Data excerpts

"""

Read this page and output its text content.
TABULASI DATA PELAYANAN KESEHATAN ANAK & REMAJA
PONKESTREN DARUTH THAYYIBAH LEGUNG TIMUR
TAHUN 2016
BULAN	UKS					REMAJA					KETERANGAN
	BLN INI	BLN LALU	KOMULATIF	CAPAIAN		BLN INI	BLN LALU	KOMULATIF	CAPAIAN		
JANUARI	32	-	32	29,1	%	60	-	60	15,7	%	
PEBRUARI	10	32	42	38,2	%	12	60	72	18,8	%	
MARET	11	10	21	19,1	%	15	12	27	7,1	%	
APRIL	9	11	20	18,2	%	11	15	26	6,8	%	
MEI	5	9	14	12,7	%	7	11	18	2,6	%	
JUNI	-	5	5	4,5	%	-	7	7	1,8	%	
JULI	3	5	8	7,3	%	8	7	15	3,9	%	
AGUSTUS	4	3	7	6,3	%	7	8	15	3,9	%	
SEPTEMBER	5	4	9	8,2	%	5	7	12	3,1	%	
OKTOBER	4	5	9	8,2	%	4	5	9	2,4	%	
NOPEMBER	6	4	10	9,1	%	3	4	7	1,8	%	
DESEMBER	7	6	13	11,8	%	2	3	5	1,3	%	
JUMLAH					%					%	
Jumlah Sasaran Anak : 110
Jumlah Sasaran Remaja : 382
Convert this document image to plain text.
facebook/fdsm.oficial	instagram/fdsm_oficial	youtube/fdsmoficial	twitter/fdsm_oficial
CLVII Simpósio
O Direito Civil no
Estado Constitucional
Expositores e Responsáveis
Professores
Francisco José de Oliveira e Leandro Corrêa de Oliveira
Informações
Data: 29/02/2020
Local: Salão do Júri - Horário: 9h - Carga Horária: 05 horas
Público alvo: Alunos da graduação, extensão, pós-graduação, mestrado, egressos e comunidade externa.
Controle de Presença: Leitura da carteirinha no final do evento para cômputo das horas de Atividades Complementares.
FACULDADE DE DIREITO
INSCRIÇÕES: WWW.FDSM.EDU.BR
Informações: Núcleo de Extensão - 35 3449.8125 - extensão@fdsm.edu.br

"""

### WORK TO BE COMPLETED
Select every line where the word "text" occurs.

### FINAL RESULT
Read this page and output its text content.
Convert this document image to plain text.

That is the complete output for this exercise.